Objective:
Transcribe each entry below exactly. Pictures do not go in the copy.

Record list:
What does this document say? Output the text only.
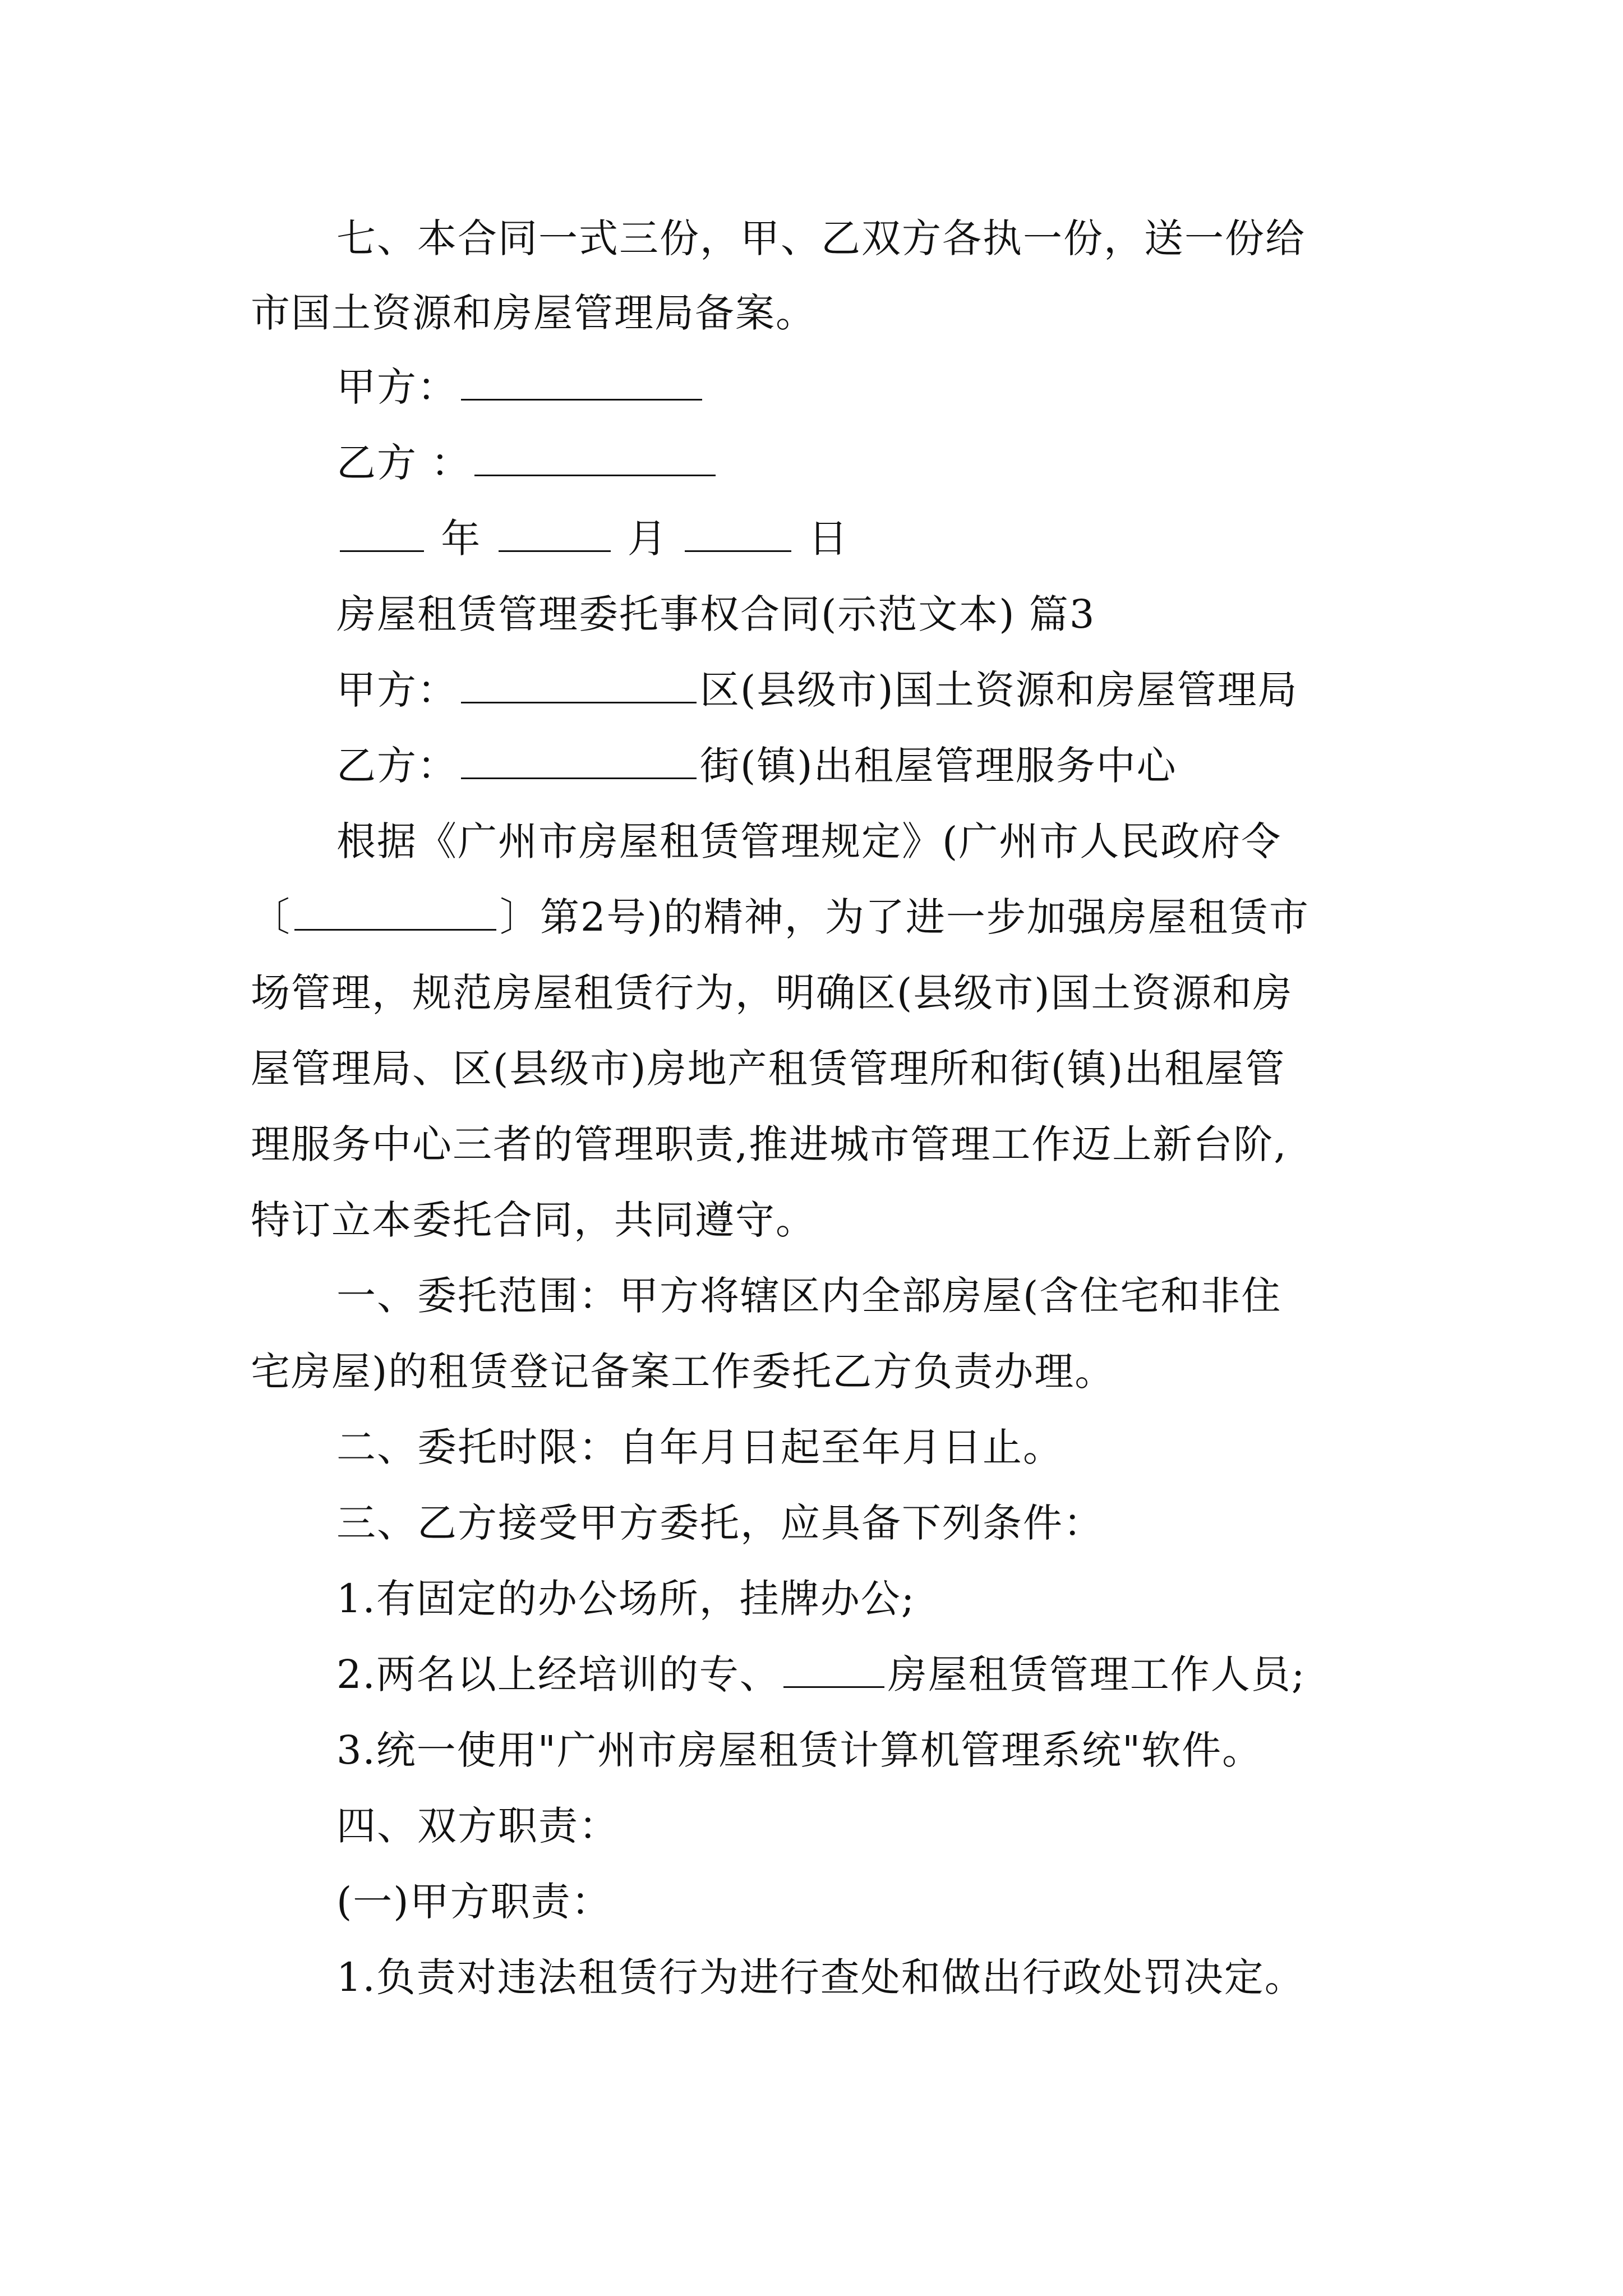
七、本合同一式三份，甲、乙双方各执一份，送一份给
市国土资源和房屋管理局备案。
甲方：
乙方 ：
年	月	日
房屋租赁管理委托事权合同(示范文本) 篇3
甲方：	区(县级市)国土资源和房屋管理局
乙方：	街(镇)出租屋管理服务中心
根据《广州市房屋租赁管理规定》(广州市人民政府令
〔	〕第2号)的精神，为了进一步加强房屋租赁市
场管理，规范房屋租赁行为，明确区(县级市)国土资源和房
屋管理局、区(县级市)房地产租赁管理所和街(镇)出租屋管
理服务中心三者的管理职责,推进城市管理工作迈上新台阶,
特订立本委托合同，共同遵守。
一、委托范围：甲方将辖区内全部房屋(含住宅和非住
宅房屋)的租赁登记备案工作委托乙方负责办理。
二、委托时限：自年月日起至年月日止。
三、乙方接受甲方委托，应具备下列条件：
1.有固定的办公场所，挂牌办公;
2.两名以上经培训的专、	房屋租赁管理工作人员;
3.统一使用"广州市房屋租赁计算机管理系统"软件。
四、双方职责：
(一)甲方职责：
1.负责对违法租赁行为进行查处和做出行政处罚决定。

The output:
What does this document say? Output the text only.
七、本合同一式三份，甲、乙双方各执一份，送一份给
市国土资源和房屋管理局备案。
甲方：
乙方 ：
年	月	日
房屋租赁管理委托事权合同(示范文本) 篇3
甲方：	区(县级市)国土资源和房屋管理局
乙方：	街(镇)出租屋管理服务中心
根据《广州市房屋租赁管理规定》(广州市人民政府令
〔	〕第2号)的精神，为了进一步加强房屋租赁市
场管理，规范房屋租赁行为，明确区(县级市)国土资源和房
屋管理局、区(县级市)房地产租赁管理所和街(镇)出租屋管
理服务中心三者的管理职责,推进城市管理工作迈上新台阶,
特订立本委托合同，共同遵守。
一、委托范围：甲方将辖区内全部房屋(含住宅和非住
宅房屋)的租赁登记备案工作委托乙方负责办理。
二、委托时限：自年月日起至年月日止。
三、乙方接受甲方委托，应具备下列条件：
1.有固定的办公场所，挂牌办公;
2.两名以上经培训的专、	房屋租赁管理工作人员;
3.统一使用"广州市房屋租赁计算机管理系统"软件。
四、双方职责：
(一)甲方职责：
1.负责对违法租赁行为进行查处和做出行政处罚决定。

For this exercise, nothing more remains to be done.